• LISTED RECORDS
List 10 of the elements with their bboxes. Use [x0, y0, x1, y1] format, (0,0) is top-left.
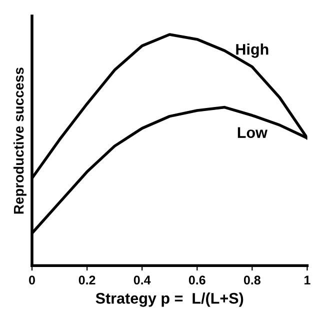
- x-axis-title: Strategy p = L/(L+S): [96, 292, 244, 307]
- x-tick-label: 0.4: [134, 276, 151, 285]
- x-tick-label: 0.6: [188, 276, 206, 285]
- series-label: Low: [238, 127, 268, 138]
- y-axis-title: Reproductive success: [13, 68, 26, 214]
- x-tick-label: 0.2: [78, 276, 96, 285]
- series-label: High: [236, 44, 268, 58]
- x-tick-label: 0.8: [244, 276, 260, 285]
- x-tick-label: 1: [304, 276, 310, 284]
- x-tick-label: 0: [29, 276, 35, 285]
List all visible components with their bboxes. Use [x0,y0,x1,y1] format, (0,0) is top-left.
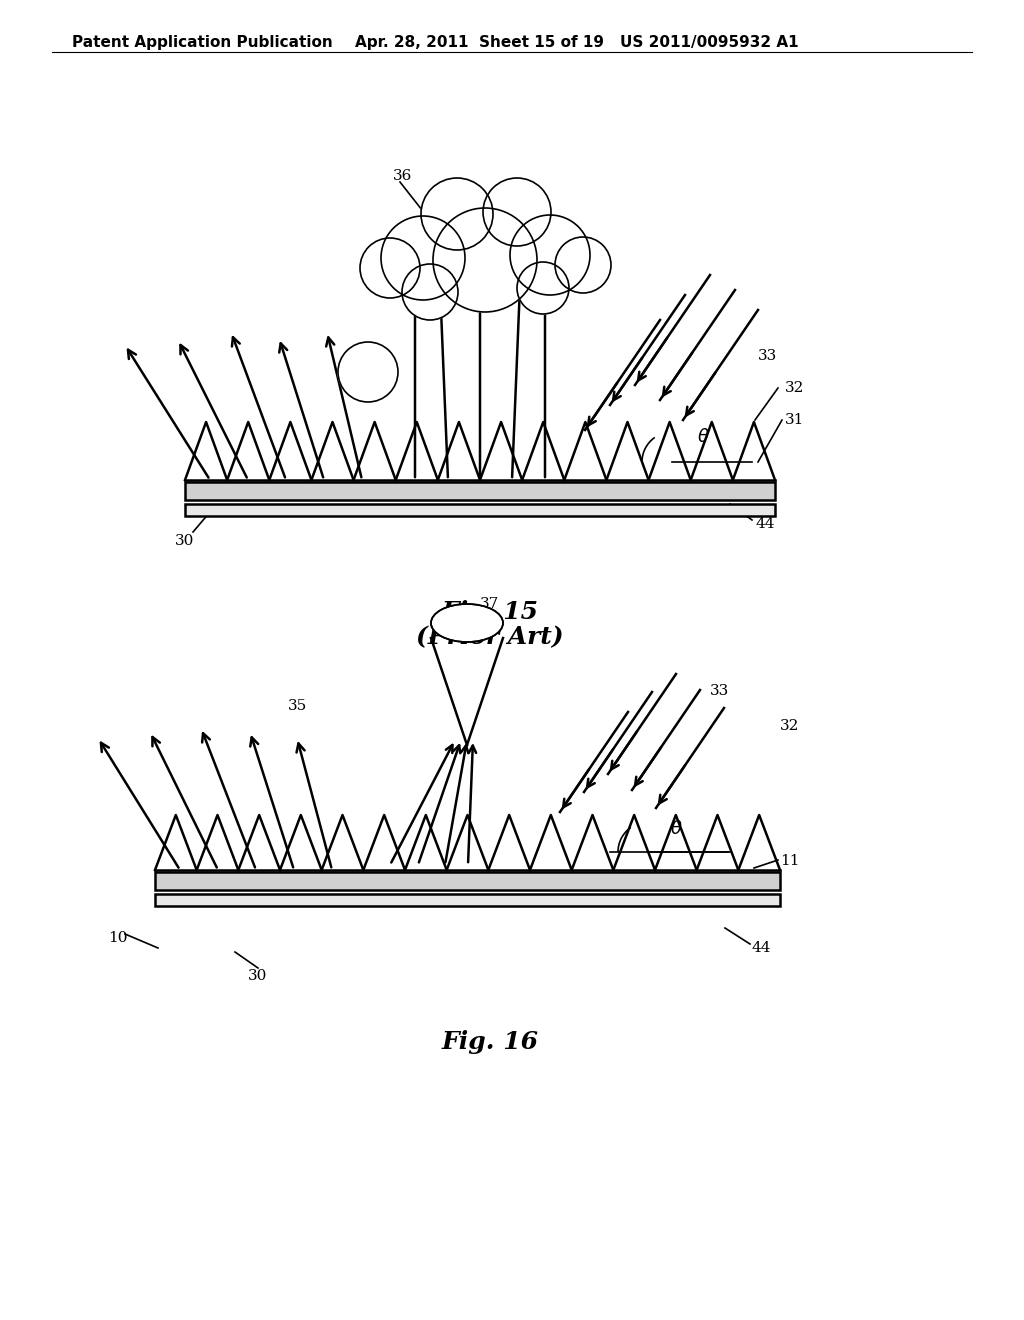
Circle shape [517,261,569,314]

• YOUR INSTRUCTIONS
Reproduce every line of the entries above word for word, leaving the pictures out.

• SOLUTION TO THE EXERCISE
List 10 of the elements with their bboxes. Use [x0, y0, x1, y1] format, (0,0) is top-left.
- x-axis-title: Strategy p = L/(L+S): [96, 292, 244, 307]
- x-tick-label: 0.4: [134, 276, 151, 285]
- x-tick-label: 0.6: [188, 276, 206, 285]
- series-label: Low: [238, 127, 268, 138]
- y-axis-title: Reproductive success: [13, 68, 26, 214]
- x-tick-label: 0.2: [78, 276, 96, 285]
- series-label: High: [236, 44, 268, 58]
- x-tick-label: 0.8: [244, 276, 260, 285]
- x-tick-label: 1: [304, 276, 310, 284]
- x-tick-label: 0: [29, 276, 35, 285]
List all visible components with their bboxes. Use [x0,y0,x1,y1] format, (0,0) is top-left.
Circle shape [517,261,569,314]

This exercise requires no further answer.